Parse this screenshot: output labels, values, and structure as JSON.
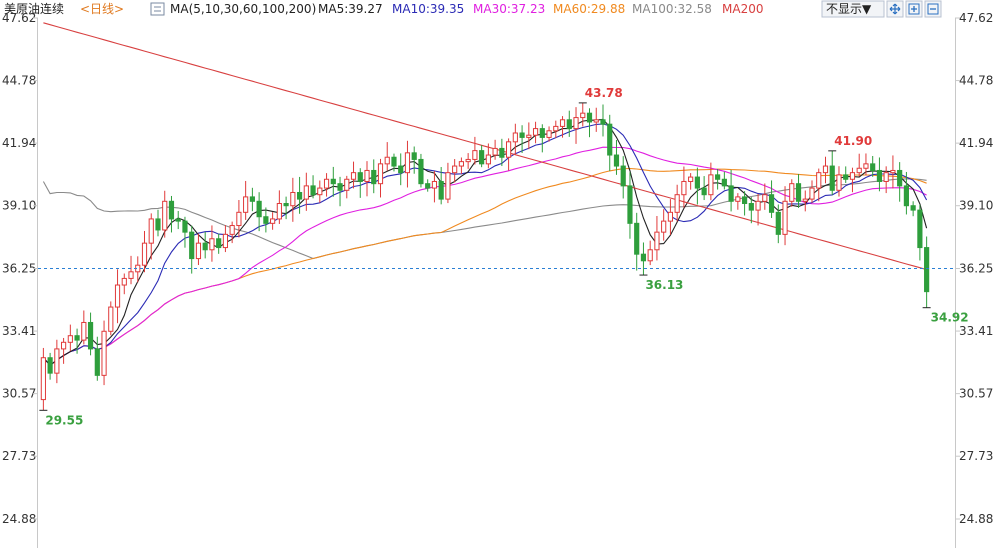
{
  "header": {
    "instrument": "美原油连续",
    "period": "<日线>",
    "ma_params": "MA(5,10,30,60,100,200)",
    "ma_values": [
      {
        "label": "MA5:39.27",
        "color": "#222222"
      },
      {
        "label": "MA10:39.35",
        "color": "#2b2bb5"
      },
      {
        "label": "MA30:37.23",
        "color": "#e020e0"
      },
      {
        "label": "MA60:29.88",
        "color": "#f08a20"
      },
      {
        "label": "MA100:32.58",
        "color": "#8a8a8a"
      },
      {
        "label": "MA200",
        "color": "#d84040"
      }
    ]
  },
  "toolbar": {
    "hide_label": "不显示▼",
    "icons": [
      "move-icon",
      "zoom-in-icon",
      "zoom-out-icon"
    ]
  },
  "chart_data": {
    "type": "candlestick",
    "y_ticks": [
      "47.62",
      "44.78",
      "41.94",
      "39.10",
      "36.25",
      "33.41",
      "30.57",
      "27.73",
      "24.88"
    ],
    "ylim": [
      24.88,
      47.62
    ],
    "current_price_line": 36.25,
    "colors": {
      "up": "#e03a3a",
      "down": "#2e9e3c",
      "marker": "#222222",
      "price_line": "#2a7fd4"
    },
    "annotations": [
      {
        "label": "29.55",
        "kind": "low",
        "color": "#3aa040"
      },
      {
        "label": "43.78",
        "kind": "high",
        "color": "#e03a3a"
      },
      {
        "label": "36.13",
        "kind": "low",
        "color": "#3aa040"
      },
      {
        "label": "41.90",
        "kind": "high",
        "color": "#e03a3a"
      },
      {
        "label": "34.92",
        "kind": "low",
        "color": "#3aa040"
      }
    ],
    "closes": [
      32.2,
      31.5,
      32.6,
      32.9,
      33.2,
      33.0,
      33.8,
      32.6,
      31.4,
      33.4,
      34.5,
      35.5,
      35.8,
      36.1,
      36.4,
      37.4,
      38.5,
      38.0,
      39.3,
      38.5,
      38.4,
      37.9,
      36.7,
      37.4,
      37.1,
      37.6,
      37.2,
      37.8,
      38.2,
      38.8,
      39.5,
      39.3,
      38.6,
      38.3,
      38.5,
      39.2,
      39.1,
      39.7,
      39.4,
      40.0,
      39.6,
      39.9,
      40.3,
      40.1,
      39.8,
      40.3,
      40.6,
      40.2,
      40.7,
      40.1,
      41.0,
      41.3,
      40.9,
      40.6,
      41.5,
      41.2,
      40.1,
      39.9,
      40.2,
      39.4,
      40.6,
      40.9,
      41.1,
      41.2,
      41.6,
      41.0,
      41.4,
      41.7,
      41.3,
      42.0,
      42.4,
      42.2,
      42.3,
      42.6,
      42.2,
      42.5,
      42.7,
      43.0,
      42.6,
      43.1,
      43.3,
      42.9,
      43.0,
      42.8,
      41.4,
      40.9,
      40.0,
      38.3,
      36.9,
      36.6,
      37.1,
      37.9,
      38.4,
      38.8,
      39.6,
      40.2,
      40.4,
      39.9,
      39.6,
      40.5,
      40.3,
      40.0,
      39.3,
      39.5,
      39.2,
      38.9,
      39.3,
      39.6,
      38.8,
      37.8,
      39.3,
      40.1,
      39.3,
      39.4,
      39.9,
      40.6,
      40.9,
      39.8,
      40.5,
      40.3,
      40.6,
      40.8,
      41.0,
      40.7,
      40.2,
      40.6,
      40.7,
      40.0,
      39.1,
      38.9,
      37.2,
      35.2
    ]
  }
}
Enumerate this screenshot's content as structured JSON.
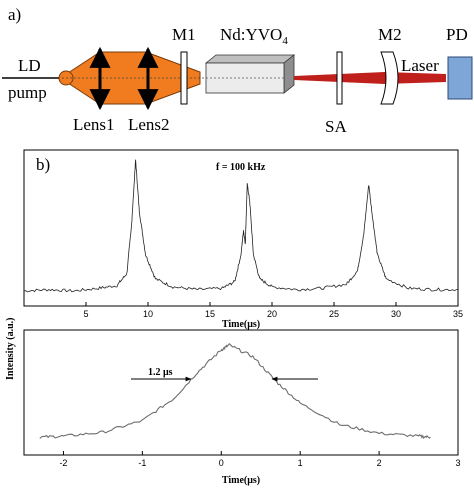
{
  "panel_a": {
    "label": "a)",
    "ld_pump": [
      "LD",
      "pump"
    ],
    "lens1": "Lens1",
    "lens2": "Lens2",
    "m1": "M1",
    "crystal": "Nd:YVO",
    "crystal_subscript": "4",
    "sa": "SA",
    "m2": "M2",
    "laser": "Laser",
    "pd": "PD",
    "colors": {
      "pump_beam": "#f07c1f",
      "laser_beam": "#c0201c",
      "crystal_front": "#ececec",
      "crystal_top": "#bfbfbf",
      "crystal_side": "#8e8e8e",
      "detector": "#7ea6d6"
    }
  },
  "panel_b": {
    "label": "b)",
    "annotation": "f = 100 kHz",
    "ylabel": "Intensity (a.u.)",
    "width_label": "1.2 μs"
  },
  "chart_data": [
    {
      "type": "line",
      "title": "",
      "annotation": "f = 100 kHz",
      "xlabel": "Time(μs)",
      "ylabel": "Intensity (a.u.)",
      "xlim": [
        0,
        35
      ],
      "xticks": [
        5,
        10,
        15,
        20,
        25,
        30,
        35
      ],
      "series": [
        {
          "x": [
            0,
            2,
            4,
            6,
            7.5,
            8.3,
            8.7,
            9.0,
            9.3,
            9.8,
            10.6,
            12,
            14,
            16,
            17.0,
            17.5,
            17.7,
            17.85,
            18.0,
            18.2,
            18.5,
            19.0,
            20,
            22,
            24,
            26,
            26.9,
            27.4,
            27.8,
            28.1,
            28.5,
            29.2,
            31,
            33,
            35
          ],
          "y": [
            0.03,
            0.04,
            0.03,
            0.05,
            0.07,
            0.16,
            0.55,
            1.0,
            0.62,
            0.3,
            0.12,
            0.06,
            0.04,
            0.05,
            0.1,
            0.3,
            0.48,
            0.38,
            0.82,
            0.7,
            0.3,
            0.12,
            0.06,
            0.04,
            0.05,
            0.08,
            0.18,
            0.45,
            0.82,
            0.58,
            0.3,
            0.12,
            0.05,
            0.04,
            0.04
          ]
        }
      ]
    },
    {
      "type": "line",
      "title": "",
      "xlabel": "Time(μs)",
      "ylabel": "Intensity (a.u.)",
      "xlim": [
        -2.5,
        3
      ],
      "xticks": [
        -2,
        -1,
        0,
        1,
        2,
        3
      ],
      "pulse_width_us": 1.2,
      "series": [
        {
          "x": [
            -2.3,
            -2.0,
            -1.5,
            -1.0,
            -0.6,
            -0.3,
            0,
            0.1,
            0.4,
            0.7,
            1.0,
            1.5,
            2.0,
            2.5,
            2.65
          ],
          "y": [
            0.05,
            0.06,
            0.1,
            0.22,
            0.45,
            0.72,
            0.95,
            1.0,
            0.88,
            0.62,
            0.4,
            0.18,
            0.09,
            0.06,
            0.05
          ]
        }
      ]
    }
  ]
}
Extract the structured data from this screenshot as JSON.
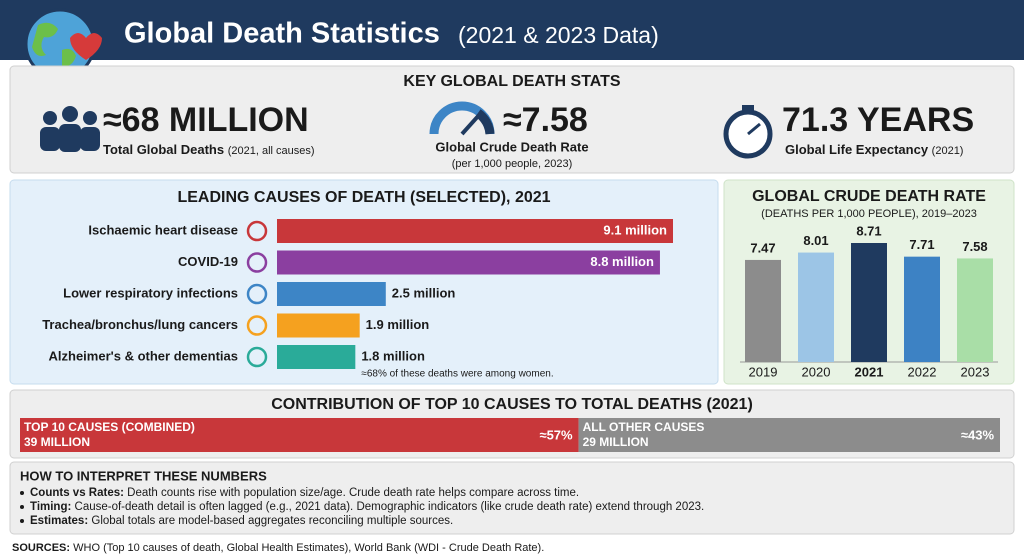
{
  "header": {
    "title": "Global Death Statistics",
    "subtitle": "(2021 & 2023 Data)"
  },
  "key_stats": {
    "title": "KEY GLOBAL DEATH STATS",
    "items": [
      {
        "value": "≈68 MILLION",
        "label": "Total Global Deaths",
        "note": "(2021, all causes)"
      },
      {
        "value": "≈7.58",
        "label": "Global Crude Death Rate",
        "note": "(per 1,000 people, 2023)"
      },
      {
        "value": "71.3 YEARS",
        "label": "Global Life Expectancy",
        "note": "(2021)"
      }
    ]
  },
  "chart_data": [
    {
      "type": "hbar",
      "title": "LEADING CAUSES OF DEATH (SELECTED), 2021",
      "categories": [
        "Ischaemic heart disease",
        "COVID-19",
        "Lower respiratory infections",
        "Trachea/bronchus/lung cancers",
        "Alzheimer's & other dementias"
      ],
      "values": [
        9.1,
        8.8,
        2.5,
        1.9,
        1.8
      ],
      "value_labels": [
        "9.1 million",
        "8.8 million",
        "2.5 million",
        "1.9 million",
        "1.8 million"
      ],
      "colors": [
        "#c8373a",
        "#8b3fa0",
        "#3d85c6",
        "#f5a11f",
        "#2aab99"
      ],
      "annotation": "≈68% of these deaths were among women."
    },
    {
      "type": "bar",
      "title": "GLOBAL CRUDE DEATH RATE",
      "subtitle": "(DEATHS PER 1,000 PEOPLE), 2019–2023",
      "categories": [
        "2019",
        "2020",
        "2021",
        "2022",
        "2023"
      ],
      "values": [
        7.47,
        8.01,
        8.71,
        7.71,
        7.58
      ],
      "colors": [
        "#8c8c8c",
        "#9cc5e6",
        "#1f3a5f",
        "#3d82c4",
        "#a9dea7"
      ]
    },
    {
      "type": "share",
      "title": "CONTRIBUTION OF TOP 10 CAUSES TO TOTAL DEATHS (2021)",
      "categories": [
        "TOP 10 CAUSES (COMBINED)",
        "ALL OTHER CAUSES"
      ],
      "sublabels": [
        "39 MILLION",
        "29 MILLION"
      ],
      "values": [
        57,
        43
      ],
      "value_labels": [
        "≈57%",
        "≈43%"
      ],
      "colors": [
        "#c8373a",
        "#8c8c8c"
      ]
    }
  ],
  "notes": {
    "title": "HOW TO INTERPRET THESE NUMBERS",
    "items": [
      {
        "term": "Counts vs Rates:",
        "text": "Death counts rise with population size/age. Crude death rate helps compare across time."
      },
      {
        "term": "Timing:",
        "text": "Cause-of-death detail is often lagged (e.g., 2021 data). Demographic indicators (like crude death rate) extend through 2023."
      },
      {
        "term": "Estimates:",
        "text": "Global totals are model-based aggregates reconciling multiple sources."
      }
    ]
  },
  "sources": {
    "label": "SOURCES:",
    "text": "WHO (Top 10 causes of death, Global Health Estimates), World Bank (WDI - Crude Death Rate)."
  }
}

....

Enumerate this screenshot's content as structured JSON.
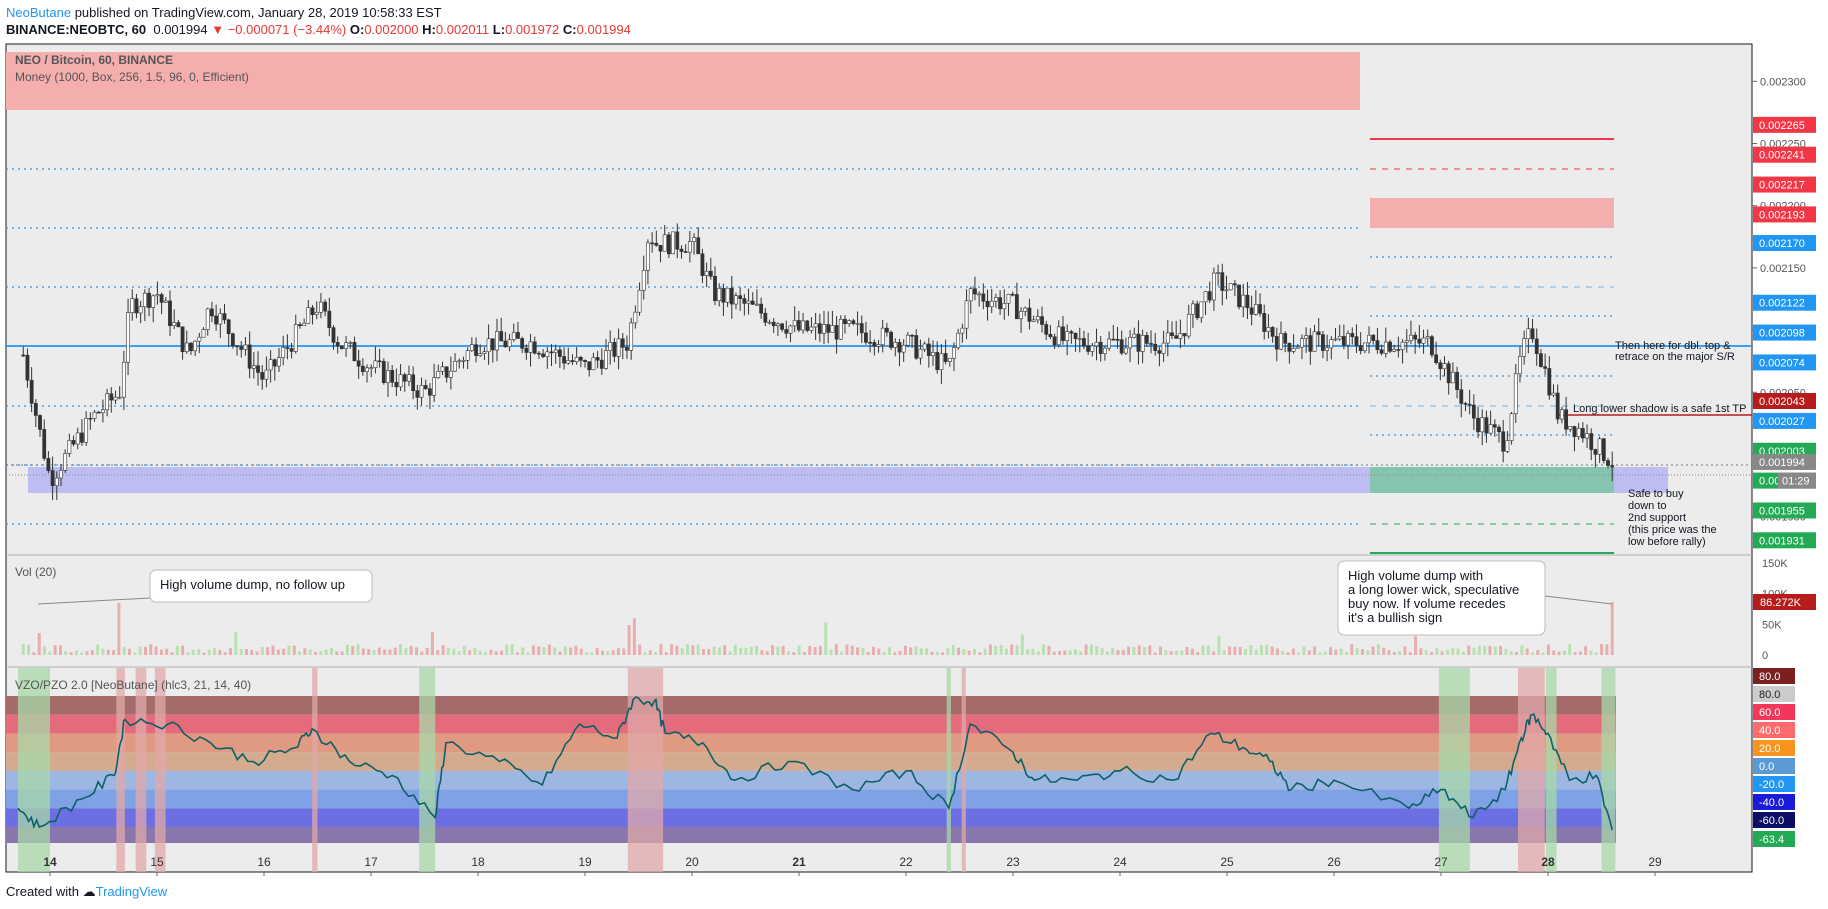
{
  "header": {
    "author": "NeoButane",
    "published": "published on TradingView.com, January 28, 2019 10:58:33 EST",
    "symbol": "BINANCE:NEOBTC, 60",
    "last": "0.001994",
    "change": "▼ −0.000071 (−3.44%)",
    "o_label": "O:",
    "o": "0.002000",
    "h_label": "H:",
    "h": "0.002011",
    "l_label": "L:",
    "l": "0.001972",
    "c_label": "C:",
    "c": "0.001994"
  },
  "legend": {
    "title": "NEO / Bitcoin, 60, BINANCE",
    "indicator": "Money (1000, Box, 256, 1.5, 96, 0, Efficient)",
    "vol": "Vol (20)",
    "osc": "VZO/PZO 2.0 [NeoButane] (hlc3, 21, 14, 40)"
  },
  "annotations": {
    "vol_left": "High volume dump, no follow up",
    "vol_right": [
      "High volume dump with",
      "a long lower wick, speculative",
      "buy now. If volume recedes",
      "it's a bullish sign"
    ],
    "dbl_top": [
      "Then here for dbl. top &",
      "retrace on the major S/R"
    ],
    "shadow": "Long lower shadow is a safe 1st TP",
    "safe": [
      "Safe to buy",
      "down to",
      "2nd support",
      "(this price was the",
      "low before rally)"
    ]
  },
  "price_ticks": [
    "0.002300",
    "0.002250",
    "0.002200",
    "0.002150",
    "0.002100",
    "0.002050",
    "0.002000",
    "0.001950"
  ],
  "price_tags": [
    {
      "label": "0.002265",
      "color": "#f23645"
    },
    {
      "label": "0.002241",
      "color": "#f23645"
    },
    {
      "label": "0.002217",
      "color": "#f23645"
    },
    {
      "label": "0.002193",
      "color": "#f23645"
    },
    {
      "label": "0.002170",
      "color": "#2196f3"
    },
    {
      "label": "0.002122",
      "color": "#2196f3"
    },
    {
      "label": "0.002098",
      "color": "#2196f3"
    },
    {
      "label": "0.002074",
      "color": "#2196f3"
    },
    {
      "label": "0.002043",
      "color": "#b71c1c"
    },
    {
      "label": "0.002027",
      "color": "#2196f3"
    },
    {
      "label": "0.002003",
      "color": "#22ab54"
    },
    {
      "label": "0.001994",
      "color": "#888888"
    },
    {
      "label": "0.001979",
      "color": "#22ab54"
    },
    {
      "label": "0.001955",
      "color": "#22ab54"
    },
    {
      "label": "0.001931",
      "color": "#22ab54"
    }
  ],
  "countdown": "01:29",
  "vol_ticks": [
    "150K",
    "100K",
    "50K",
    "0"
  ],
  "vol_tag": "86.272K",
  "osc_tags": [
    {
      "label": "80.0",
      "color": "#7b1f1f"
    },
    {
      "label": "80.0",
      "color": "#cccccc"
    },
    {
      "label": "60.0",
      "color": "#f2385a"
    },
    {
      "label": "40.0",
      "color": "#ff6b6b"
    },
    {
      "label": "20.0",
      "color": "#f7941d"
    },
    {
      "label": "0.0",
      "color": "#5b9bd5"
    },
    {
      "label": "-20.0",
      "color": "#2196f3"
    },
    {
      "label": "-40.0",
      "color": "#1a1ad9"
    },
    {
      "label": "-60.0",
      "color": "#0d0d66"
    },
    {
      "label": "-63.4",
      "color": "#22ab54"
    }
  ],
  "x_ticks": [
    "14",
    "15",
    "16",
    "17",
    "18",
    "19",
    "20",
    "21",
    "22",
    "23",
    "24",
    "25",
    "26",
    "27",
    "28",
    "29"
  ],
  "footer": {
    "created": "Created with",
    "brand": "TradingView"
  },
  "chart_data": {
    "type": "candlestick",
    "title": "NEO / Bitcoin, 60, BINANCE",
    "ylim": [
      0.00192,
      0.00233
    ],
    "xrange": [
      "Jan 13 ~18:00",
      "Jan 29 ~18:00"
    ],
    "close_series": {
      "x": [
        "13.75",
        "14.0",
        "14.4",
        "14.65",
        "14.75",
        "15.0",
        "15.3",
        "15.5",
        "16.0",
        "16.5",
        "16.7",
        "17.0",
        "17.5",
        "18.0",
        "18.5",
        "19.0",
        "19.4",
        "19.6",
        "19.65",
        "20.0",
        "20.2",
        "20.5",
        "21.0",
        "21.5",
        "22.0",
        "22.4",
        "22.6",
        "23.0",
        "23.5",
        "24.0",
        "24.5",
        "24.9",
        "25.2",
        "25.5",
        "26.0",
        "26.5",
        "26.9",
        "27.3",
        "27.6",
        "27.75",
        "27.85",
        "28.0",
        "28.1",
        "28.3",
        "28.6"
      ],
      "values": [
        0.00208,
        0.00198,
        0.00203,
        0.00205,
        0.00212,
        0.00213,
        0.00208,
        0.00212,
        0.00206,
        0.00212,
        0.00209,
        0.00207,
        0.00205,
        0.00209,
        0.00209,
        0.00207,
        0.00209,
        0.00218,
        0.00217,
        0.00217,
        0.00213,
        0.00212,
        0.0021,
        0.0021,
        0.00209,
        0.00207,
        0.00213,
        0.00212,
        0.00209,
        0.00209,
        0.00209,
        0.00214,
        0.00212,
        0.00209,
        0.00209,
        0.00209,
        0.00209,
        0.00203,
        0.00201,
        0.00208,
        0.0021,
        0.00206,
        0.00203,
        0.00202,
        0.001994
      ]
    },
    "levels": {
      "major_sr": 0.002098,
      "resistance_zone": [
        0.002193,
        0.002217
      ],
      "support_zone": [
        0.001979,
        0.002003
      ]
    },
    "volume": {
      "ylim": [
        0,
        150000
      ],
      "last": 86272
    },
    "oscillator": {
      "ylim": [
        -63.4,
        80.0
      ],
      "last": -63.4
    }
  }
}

....

What is asked —
From the material given, work out how many lines hold the string "with"; state that number and nothing further.

Task response —
3